Given records:

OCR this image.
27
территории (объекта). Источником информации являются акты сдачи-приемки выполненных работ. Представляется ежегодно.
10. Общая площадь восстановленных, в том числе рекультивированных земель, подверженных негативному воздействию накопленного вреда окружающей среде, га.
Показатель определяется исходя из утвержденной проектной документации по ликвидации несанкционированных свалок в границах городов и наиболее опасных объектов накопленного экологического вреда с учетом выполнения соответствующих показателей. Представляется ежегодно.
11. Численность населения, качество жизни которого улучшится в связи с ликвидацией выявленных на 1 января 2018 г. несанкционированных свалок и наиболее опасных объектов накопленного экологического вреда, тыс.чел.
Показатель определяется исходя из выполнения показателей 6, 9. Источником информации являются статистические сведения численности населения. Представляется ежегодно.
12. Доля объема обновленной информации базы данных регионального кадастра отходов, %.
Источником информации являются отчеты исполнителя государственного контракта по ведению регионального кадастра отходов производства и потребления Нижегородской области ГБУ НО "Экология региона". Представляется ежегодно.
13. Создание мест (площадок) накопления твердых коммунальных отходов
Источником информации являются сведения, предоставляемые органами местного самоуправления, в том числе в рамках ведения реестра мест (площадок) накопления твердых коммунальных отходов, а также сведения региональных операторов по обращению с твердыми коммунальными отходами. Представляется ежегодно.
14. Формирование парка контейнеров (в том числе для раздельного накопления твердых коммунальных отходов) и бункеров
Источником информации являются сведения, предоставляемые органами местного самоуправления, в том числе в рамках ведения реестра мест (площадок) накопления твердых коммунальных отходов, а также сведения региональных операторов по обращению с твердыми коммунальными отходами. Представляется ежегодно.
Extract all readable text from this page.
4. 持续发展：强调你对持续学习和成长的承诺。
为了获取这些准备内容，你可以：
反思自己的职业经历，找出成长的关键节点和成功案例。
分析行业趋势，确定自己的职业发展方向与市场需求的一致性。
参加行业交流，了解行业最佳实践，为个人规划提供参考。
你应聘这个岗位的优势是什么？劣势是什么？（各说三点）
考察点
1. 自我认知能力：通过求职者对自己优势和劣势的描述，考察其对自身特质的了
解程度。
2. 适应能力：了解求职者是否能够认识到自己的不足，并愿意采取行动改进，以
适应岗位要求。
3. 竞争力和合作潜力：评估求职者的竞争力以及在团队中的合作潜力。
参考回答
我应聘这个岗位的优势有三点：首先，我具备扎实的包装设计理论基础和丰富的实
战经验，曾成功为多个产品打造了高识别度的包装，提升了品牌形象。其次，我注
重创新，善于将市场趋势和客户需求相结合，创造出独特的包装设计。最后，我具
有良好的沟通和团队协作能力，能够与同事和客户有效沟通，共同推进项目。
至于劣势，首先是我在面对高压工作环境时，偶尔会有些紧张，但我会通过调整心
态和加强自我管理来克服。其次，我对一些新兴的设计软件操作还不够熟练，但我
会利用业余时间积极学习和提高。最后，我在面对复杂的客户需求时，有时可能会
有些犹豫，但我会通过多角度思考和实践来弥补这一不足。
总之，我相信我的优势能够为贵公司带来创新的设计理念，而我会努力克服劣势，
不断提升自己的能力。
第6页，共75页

What to produce: Output all of the material, please, exactly as it stands.

The output:
OCR this image.
27
территории (объекта). Источником информации являются акты сдачи-приемки выполненных работ. Представляется ежегодно.
10. Общая площадь восстановленных, в том числе рекультивированных земель, подверженных негативному воздействию накопленного вреда окружающей среде, га.
Показатель определяется исходя из утвержденной проектной документации по ликвидации несанкционированных свалок в границах городов и наиболее опасных объектов накопленного экологического вреда с учетом выполнения соответствующих показателей. Представляется ежегодно.
11. Численность населения, качество жизни которого улучшится в связи с ликвидацией выявленных на 1 января 2018 г. несанкционированных свалок и наиболее опасных объектов накопленного экологического вреда, тыс.чел.
Показатель определяется исходя из выполнения показателей 6, 9. Источником информации являются статистические сведения численности населения. Представляется ежегодно.
12. Доля объема обновленной информации базы данных регионального кадастра отходов, %.
Источником информации являются отчеты исполнителя государственного контракта по ведению регионального кадастра отходов производства и потребления Нижегородской области ГБУ НО "Экология региона". Представляется ежегодно.
13. Создание мест (площадок) накопления твердых коммунальных отходов
Источником информации являются сведения, предоставляемые органами местного самоуправления, в том числе в рамках ведения реестра мест (площадок) накопления твердых коммунальных отходов, а также сведения региональных операторов по обращению с твердыми коммунальными отходами. Представляется ежегодно.
14. Формирование парка контейнеров (в том числе для раздельного накопления твердых коммунальных отходов) и бункеров
Источником информации являются сведения, предоставляемые органами местного самоуправления, в том числе в рамках ведения реестра мест (площадок) накопления твердых коммунальных отходов, а также сведения региональных операторов по обращению с твердыми коммунальными отходами. Представляется ежегодно.
Extract all readable text from this page.
4. 持续发展：强调你对持续学习和成长的承诺。
为了获取这些准备内容，你可以：
反思自己的职业经历，找出成长的关键节点和成功案例。
分析行业趋势，确定自己的职业发展方向与市场需求的一致性。
参加行业交流，了解行业最佳实践，为个人规划提供参考。
你应聘这个岗位的优势是什么？劣势是什么？（各说三点）
考察点
1. 自我认知能力：通过求职者对自己优势和劣势的描述，考察其对自身特质的了
解程度。
2. 适应能力：了解求职者是否能够认识到自己的不足，并愿意采取行动改进，以
适应岗位要求。
3. 竞争力和合作潜力：评估求职者的竞争力以及在团队中的合作潜力。
参考回答
我应聘这个岗位的优势有三点：首先，我具备扎实的包装设计理论基础和丰富的实
战经验，曾成功为多个产品打造了高识别度的包装，提升了品牌形象。其次，我注
重创新，善于将市场趋势和客户需求相结合，创造出独特的包装设计。最后，我具
有良好的沟通和团队协作能力，能够与同事和客户有效沟通，共同推进项目。
至于劣势，首先是我在面对高压工作环境时，偶尔会有些紧张，但我会通过调整心
态和加强自我管理来克服。其次，我对一些新兴的设计软件操作还不够熟练，但我
会利用业余时间积极学习和提高。最后，我在面对复杂的客户需求时，有时可能会
有些犹豫，但我会通过多角度思考和实践来弥补这一不足。
总之，我相信我的优势能够为贵公司带来创新的设计理念，而我会努力克服劣势，
不断提升自己的能力。
第6页，共75页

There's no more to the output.